AIM OF THE EXERCISE: Reproduce the material exactly, omitting nothing.

DATASET EXCERPTS:
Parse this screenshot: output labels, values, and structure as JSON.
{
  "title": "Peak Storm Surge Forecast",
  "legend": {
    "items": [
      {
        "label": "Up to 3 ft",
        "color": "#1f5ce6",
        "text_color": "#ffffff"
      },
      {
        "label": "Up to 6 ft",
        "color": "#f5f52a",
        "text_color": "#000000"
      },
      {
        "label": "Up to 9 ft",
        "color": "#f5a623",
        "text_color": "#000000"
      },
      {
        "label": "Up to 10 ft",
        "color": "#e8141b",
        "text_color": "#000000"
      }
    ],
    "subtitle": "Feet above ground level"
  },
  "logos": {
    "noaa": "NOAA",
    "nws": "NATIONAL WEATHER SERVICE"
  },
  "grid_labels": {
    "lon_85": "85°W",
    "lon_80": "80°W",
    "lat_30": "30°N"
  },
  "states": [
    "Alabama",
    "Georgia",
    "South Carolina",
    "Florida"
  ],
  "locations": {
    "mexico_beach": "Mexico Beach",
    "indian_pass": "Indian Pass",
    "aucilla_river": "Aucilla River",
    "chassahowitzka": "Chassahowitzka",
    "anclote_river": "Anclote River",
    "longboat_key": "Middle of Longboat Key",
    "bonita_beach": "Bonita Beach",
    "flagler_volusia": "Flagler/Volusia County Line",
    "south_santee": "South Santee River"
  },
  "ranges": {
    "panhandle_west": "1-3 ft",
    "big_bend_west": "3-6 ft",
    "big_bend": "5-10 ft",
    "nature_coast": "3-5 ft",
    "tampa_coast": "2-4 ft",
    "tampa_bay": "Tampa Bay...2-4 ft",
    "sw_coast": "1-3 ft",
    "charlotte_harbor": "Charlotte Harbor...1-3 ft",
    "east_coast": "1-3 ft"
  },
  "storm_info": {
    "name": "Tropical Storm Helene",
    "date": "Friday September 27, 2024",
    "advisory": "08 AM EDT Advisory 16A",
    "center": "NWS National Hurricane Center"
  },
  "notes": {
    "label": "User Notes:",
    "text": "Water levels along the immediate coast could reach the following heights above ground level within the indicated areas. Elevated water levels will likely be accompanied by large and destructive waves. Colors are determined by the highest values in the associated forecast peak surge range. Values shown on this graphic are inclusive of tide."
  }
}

REPLY TO THE EXERCISE:
Parse this screenshot: output labels, values, and structure as JSON.
{
  "title": "Peak Storm Surge Forecast",
  "legend": {
    "items": [
      {
        "label": "Up to 3 ft",
        "color": "#1f5ce6",
        "text_color": "#ffffff"
      },
      {
        "label": "Up to 6 ft",
        "color": "#f5f52a",
        "text_color": "#000000"
      },
      {
        "label": "Up to 9 ft",
        "color": "#f5a623",
        "text_color": "#000000"
      },
      {
        "label": "Up to 10 ft",
        "color": "#e8141b",
        "text_color": "#000000"
      }
    ],
    "subtitle": "Feet above ground level"
  },
  "logos": {
    "noaa": "NOAA",
    "nws": "NATIONAL WEATHER SERVICE"
  },
  "grid_labels": {
    "lon_85": "85°W",
    "lon_80": "80°W",
    "lat_30": "30°N"
  },
  "states": [
    "Alabama",
    "Georgia",
    "South Carolina",
    "Florida"
  ],
  "locations": {
    "mexico_beach": "Mexico Beach",
    "indian_pass": "Indian Pass",
    "aucilla_river": "Aucilla River",
    "chassahowitzka": "Chassahowitzka",
    "anclote_river": "Anclote River",
    "longboat_key": "Middle of Longboat Key",
    "bonita_beach": "Bonita Beach",
    "flagler_volusia": "Flagler/Volusia County Line",
    "south_santee": "South Santee River"
  },
  "ranges": {
    "panhandle_west": "1-3 ft",
    "big_bend_west": "3-6 ft",
    "big_bend": "5-10 ft",
    "nature_coast": "3-5 ft",
    "tampa_coast": "2-4 ft",
    "tampa_bay": "Tampa Bay...2-4 ft",
    "sw_coast": "1-3 ft",
    "charlotte_harbor": "Charlotte Harbor...1-3 ft",
    "east_coast": "1-3 ft"
  },
  "storm_info": {
    "name": "Tropical Storm Helene",
    "date": "Friday September 27, 2024",
    "advisory": "08 AM EDT Advisory 16A",
    "center": "NWS National Hurricane Center"
  },
  "notes": {
    "label": "User Notes:",
    "text": "Water levels along the immediate coast could reach the following heights above ground level within the indicated areas. Elevated water levels will likely be accompanied by large and destructive waves. Colors are determined by the highest values in the associated forecast peak surge range. Values shown on this graphic are inclusive of tide."
  }
}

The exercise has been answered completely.